#### CHALLENGE
Set down each entry from the block beneath, exactly as written.

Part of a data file
--- begin ---

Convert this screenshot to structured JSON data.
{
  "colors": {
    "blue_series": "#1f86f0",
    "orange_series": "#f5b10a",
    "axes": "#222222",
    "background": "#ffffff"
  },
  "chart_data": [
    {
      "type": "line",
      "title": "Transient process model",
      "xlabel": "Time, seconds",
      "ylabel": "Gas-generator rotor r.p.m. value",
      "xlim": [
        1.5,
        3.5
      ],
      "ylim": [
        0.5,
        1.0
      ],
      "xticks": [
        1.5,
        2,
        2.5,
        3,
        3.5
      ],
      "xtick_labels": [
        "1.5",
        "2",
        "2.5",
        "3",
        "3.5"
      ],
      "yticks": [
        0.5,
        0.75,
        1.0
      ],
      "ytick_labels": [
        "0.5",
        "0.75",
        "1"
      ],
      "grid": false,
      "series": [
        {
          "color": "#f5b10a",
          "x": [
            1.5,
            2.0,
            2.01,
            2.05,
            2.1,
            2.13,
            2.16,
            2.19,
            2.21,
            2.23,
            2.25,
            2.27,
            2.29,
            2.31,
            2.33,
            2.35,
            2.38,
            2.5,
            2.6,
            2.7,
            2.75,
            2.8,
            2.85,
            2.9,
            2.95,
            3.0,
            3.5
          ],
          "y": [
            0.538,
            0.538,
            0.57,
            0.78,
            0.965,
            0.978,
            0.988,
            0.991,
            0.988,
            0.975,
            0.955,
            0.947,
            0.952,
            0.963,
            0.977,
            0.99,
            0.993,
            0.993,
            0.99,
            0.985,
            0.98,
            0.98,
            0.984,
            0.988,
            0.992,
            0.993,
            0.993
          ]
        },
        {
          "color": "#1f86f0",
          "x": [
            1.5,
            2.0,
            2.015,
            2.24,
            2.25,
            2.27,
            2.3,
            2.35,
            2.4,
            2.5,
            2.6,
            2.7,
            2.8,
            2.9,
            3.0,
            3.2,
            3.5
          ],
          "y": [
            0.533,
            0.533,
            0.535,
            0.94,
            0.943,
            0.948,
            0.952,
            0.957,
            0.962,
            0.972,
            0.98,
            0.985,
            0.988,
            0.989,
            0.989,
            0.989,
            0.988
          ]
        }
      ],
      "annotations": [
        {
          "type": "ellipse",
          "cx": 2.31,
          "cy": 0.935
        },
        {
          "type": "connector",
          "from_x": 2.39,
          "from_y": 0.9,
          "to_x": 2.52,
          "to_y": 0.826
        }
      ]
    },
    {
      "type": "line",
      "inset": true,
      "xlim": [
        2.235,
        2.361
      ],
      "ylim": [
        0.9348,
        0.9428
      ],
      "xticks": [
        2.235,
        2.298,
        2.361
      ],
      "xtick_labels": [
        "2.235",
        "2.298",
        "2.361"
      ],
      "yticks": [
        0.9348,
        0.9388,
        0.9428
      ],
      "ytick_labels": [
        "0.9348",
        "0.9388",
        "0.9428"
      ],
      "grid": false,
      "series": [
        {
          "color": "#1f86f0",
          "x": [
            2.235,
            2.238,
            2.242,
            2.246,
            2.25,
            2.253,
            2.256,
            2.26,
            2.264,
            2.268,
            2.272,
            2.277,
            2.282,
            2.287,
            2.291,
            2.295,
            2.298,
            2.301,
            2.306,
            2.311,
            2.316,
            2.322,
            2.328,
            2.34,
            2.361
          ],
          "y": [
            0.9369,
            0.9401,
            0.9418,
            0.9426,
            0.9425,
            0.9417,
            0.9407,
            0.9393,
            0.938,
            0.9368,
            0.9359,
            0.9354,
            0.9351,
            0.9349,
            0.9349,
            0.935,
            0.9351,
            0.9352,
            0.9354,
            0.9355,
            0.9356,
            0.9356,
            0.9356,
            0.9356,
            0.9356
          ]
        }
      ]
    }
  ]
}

--- end ---

#### CORRECT RESULT
Convert this screenshot to structured JSON data.
{
  "colors": {
    "blue_series": "#1f86f0",
    "orange_series": "#f5b10a",
    "axes": "#222222",
    "background": "#ffffff"
  },
  "chart_data": [
    {
      "type": "line",
      "title": "Transient process model",
      "xlabel": "Time, seconds",
      "ylabel": "Gas-generator rotor r.p.m. value",
      "xlim": [
        1.5,
        3.5
      ],
      "ylim": [
        0.5,
        1.0
      ],
      "xticks": [
        1.5,
        2,
        2.5,
        3,
        3.5
      ],
      "xtick_labels": [
        "1.5",
        "2",
        "2.5",
        "3",
        "3.5"
      ],
      "yticks": [
        0.5,
        0.75,
        1.0
      ],
      "ytick_labels": [
        "0.5",
        "0.75",
        "1"
      ],
      "grid": false,
      "series": [
        {
          "color": "#f5b10a",
          "x": [
            1.5,
            2.0,
            2.01,
            2.05,
            2.1,
            2.13,
            2.16,
            2.19,
            2.21,
            2.23,
            2.25,
            2.27,
            2.29,
            2.31,
            2.33,
            2.35,
            2.38,
            2.5,
            2.6,
            2.7,
            2.75,
            2.8,
            2.85,
            2.9,
            2.95,
            3.0,
            3.5
          ],
          "y": [
            0.538,
            0.538,
            0.57,
            0.78,
            0.965,
            0.978,
            0.988,
            0.991,
            0.988,
            0.975,
            0.955,
            0.947,
            0.952,
            0.963,
            0.977,
            0.99,
            0.993,
            0.993,
            0.99,
            0.985,
            0.98,
            0.98,
            0.984,
            0.988,
            0.992,
            0.993,
            0.993
          ]
        },
        {
          "color": "#1f86f0",
          "x": [
            1.5,
            2.0,
            2.015,
            2.24,
            2.25,
            2.27,
            2.3,
            2.35,
            2.4,
            2.5,
            2.6,
            2.7,
            2.8,
            2.9,
            3.0,
            3.2,
            3.5
          ],
          "y": [
            0.533,
            0.533,
            0.535,
            0.94,
            0.943,
            0.948,
            0.952,
            0.957,
            0.962,
            0.972,
            0.98,
            0.985,
            0.988,
            0.989,
            0.989,
            0.989,
            0.988
          ]
        }
      ],
      "annotations": [
        {
          "type": "ellipse",
          "cx": 2.31,
          "cy": 0.935
        },
        {
          "type": "connector",
          "from_x": 2.39,
          "from_y": 0.9,
          "to_x": 2.52,
          "to_y": 0.826
        }
      ]
    },
    {
      "type": "line",
      "inset": true,
      "xlim": [
        2.235,
        2.361
      ],
      "ylim": [
        0.9348,
        0.9428
      ],
      "xticks": [
        2.235,
        2.298,
        2.361
      ],
      "xtick_labels": [
        "2.235",
        "2.298",
        "2.361"
      ],
      "yticks": [
        0.9348,
        0.9388,
        0.9428
      ],
      "ytick_labels": [
        "0.9348",
        "0.9388",
        "0.9428"
      ],
      "grid": false,
      "series": [
        {
          "color": "#1f86f0",
          "x": [
            2.235,
            2.238,
            2.242,
            2.246,
            2.25,
            2.253,
            2.256,
            2.26,
            2.264,
            2.268,
            2.272,
            2.277,
            2.282,
            2.287,
            2.291,
            2.295,
            2.298,
            2.301,
            2.306,
            2.311,
            2.316,
            2.322,
            2.328,
            2.34,
            2.361
          ],
          "y": [
            0.9369,
            0.9401,
            0.9418,
            0.9426,
            0.9425,
            0.9417,
            0.9407,
            0.9393,
            0.938,
            0.9368,
            0.9359,
            0.9354,
            0.9351,
            0.9349,
            0.9349,
            0.935,
            0.9351,
            0.9352,
            0.9354,
            0.9355,
            0.9356,
            0.9356,
            0.9356,
            0.9356,
            0.9356
          ]
        }
      ]
    }
  ]
}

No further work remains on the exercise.